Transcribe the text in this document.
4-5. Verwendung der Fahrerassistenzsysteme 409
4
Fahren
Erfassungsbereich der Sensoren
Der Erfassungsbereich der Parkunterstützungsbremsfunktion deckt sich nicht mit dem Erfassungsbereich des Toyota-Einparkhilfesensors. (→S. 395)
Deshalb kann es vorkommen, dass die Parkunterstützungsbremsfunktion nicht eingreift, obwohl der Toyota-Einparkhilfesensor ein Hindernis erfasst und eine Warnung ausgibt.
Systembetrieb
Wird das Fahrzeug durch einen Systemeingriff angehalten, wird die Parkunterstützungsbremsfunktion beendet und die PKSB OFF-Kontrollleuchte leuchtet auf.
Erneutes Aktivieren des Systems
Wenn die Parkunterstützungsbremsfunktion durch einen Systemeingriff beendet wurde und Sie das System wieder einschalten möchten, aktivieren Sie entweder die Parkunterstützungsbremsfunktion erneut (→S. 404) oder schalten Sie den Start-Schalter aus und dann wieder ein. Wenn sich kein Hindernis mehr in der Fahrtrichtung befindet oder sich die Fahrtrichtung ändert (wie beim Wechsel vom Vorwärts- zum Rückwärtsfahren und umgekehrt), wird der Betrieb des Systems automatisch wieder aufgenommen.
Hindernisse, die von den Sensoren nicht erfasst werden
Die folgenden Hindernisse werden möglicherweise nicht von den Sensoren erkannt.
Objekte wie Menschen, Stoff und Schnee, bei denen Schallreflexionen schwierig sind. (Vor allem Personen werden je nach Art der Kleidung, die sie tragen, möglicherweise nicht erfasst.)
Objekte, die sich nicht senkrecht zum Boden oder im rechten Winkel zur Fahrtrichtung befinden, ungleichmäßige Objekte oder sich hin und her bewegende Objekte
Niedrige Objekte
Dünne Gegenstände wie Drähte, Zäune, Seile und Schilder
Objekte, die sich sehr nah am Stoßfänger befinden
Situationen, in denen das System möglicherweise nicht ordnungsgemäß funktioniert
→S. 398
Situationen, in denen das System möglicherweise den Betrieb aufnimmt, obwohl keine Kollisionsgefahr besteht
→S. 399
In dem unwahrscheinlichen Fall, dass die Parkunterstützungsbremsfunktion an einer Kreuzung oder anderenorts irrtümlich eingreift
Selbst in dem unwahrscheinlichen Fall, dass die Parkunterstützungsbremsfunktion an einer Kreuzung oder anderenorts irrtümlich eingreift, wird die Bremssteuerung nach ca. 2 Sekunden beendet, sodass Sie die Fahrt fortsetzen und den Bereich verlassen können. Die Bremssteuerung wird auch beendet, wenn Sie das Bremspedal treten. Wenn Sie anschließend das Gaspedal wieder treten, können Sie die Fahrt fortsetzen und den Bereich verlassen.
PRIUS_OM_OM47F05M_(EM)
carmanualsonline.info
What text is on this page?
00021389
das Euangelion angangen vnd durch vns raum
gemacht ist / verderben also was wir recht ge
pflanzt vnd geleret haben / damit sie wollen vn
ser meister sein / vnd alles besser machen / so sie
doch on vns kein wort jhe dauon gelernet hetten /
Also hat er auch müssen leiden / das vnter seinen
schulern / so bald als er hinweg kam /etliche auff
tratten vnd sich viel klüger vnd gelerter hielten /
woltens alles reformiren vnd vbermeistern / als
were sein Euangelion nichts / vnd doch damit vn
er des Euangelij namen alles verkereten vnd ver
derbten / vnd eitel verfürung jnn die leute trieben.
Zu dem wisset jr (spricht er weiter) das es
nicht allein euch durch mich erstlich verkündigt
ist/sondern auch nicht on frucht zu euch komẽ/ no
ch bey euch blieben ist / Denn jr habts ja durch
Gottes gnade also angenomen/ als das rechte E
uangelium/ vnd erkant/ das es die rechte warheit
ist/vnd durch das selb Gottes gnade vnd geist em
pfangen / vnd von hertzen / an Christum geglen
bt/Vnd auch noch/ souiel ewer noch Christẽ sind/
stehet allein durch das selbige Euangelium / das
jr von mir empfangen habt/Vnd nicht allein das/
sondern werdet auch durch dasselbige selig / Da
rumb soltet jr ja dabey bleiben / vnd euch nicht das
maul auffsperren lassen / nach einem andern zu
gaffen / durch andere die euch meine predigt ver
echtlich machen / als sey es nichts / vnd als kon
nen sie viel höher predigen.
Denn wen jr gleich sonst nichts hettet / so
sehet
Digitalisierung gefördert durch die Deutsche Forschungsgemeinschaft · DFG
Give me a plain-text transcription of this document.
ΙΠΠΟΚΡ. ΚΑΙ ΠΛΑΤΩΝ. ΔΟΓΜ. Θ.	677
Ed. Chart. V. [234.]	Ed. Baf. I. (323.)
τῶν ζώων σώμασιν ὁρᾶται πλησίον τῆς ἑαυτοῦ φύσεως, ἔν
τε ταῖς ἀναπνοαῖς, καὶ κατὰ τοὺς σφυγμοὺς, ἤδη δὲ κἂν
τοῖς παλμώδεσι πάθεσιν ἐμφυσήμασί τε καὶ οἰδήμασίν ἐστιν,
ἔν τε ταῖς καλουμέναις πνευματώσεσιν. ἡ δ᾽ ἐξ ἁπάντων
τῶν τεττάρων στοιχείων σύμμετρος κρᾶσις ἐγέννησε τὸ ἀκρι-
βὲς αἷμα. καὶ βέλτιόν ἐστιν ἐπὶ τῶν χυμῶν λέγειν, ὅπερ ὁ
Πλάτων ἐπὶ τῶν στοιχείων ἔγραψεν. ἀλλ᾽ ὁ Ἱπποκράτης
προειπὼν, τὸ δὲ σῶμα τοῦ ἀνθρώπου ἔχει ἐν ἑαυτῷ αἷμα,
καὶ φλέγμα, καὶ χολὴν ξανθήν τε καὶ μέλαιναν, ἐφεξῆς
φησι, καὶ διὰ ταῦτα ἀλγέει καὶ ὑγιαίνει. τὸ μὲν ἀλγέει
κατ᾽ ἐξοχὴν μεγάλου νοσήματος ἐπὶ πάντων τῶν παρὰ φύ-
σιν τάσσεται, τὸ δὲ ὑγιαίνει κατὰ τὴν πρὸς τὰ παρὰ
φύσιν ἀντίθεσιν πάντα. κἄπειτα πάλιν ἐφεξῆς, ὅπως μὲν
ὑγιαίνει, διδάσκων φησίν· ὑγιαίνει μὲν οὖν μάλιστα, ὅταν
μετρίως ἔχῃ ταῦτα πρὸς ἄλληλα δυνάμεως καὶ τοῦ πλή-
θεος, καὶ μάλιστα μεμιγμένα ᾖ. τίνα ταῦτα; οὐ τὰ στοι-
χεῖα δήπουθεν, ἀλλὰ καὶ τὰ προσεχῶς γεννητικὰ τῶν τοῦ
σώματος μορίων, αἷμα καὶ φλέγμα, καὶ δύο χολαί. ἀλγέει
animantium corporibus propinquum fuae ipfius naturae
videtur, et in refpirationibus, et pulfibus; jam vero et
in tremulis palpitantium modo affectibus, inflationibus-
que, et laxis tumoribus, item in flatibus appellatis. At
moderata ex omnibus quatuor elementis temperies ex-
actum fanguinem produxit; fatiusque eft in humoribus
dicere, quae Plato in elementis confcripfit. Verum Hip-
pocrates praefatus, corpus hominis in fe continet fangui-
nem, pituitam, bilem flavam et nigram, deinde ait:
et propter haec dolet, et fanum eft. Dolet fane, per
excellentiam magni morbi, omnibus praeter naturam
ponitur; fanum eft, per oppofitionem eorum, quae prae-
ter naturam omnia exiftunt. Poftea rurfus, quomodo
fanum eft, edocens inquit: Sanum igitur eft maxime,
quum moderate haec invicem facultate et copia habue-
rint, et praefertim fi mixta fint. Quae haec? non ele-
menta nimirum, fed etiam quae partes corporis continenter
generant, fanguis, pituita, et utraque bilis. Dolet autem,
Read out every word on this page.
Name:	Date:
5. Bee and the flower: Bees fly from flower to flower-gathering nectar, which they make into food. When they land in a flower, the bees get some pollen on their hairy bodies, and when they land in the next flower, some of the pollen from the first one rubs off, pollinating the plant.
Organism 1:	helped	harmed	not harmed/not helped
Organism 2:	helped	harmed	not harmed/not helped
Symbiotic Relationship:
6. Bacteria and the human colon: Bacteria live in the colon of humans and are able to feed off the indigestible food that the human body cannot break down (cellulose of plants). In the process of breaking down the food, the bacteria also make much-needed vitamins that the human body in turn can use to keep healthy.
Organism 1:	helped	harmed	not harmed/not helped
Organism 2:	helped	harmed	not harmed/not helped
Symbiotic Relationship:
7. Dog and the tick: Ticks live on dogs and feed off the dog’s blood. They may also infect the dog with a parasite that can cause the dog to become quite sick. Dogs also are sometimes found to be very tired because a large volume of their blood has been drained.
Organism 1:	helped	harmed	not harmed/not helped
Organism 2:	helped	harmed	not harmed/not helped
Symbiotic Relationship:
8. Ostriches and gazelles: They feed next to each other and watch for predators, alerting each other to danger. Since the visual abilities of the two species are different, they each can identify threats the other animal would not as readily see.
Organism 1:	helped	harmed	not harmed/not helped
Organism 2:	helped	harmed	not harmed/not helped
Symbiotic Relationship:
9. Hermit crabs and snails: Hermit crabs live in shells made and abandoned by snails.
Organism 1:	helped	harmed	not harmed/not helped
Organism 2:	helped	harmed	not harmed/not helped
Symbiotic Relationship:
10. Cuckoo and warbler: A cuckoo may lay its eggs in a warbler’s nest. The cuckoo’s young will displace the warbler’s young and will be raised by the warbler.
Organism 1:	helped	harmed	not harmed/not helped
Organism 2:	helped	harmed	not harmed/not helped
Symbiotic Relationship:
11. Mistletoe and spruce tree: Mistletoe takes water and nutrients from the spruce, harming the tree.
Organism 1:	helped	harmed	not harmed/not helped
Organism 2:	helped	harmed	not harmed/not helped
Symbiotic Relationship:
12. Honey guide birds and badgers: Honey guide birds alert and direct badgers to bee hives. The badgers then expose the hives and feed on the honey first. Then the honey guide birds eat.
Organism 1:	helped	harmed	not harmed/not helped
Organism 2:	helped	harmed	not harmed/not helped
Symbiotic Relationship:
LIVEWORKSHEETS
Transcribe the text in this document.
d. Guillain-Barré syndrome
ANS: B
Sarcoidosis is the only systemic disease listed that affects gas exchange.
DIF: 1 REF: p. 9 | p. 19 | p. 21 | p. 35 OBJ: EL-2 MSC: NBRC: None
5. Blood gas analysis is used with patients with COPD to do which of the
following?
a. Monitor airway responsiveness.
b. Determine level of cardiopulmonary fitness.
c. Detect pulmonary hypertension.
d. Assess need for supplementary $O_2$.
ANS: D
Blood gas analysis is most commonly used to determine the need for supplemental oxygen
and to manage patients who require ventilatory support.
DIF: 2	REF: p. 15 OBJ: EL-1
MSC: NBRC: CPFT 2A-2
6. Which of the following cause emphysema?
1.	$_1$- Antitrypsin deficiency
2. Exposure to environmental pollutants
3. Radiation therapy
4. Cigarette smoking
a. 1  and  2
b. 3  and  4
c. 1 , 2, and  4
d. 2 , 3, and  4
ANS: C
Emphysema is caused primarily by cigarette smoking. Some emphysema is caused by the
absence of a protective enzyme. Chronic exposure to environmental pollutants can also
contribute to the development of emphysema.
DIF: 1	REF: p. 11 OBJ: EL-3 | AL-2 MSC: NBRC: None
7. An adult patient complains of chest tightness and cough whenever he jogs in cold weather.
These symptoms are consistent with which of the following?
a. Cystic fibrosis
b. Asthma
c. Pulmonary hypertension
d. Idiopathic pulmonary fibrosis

__What the task asks__
State the number of lines in the records that include "Gottes", and write nothing else.

__Response__
2